Written exercise: Find each line in the following listing that has the string "chêne", then state the count and nothing else.

— Start —

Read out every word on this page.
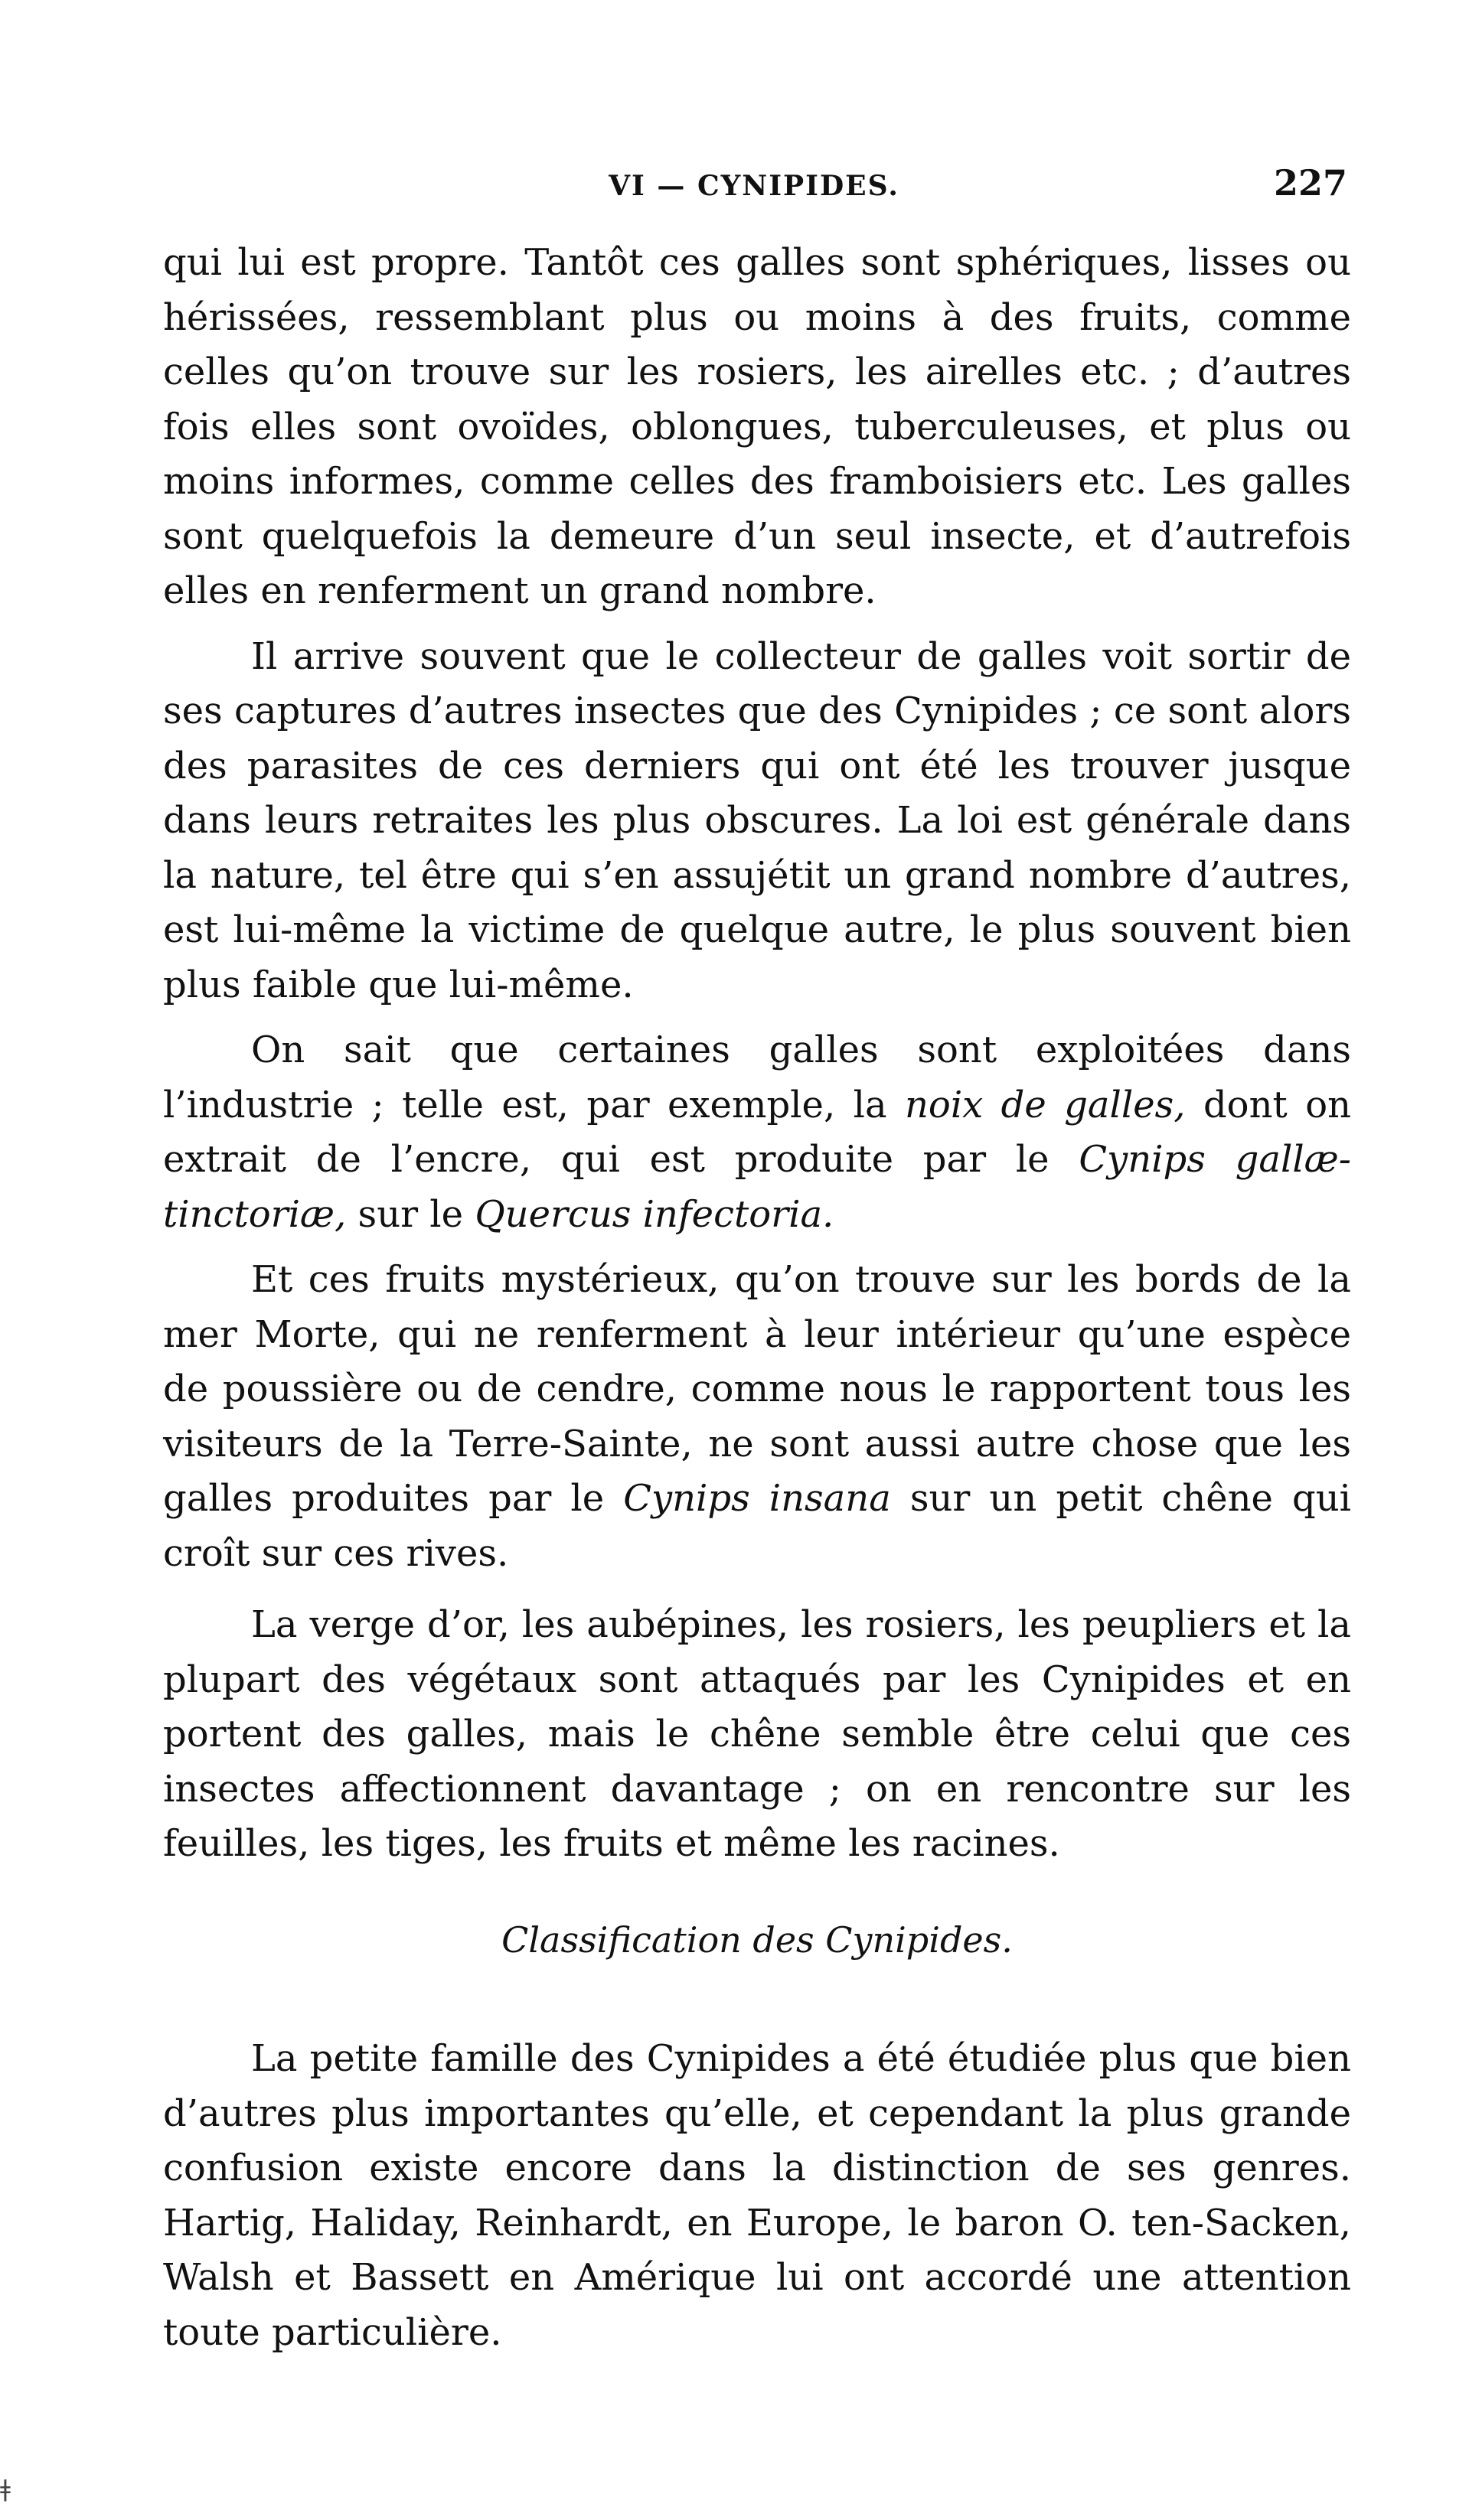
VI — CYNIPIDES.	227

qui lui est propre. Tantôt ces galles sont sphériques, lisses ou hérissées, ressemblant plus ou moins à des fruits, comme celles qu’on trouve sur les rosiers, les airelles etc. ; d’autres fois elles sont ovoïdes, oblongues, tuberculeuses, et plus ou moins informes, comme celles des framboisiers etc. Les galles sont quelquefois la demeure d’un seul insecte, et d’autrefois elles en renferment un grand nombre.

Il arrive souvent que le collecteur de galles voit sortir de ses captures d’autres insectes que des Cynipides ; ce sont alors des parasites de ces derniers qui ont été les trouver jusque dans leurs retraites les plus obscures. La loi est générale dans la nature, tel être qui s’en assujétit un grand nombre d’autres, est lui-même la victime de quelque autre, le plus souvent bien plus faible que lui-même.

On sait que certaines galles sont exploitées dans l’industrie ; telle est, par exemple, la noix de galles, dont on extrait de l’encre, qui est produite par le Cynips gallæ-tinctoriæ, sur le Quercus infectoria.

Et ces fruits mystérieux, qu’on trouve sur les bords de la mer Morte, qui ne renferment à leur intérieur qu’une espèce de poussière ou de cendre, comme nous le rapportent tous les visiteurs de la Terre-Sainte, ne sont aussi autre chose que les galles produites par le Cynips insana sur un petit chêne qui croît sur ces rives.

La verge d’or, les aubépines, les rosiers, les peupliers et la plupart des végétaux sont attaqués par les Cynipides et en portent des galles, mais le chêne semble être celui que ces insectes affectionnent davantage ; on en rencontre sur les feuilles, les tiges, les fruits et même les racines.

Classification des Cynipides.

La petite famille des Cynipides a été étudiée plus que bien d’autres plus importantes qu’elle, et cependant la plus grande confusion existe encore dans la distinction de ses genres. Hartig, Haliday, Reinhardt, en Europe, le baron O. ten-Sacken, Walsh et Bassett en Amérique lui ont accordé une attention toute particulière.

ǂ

— End —
— Start —

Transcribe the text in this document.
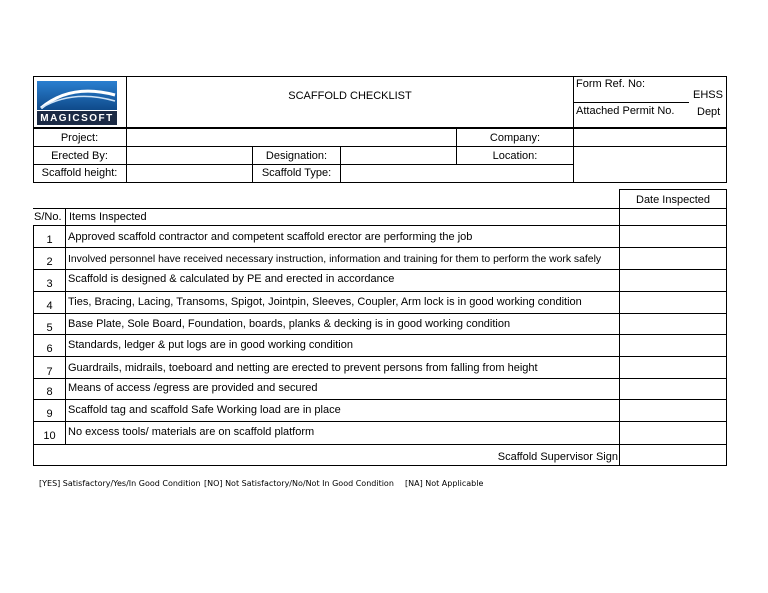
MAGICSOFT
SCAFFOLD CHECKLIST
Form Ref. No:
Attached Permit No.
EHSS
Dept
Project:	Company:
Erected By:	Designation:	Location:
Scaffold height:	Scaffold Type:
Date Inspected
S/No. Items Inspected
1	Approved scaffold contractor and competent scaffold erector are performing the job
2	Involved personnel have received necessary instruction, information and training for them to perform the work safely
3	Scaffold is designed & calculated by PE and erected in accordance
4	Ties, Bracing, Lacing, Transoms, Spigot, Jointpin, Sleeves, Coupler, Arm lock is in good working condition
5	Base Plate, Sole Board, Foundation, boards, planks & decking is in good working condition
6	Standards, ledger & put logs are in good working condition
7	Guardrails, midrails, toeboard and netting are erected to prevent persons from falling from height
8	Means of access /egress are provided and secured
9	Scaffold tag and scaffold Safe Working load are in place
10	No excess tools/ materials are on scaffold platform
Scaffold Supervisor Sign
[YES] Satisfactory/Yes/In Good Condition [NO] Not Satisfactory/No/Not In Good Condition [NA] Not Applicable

— End —
— Start —

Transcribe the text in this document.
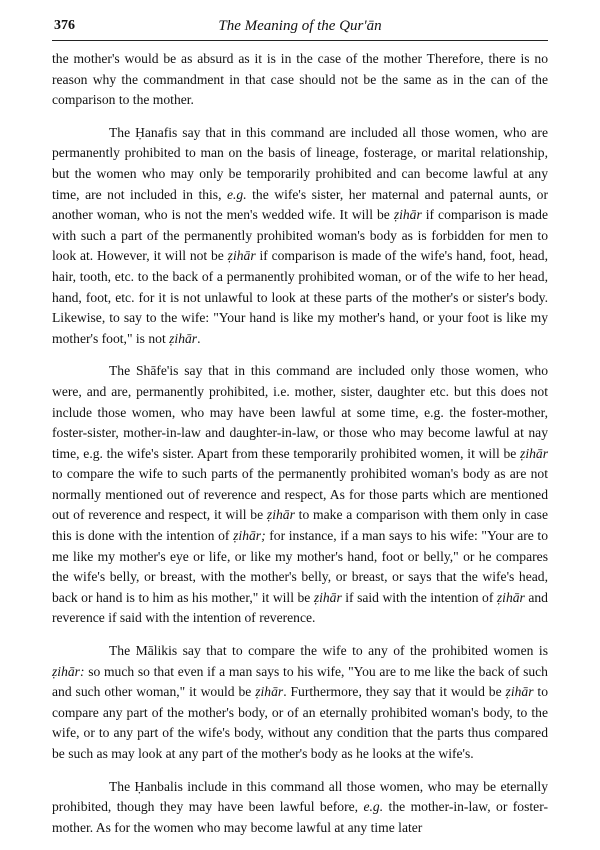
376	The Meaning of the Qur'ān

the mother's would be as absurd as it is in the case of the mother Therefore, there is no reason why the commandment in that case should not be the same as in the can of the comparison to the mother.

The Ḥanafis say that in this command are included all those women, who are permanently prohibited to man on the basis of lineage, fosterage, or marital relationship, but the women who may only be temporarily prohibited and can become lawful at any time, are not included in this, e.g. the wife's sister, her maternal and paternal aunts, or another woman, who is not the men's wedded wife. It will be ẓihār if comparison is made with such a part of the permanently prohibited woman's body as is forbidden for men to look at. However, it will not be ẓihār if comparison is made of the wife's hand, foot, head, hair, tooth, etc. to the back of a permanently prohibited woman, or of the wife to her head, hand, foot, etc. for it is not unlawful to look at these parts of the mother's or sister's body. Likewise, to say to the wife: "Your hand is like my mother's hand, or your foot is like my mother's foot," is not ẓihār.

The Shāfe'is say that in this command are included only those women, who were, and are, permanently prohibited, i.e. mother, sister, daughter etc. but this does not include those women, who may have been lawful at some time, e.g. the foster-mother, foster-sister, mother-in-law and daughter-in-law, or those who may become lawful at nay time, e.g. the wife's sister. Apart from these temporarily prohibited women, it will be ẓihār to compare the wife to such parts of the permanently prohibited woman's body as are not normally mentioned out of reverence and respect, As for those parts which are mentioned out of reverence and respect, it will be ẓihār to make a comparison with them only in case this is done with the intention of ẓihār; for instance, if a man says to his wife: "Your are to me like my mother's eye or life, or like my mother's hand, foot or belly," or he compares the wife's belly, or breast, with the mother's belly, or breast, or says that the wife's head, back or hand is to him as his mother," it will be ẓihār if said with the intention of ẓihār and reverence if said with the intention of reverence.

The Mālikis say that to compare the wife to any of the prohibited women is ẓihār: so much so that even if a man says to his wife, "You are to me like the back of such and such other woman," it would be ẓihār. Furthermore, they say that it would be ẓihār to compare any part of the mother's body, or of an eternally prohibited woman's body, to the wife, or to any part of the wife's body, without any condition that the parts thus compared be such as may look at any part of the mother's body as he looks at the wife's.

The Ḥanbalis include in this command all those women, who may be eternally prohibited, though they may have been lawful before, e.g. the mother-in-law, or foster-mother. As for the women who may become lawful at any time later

— End —

Solution: 2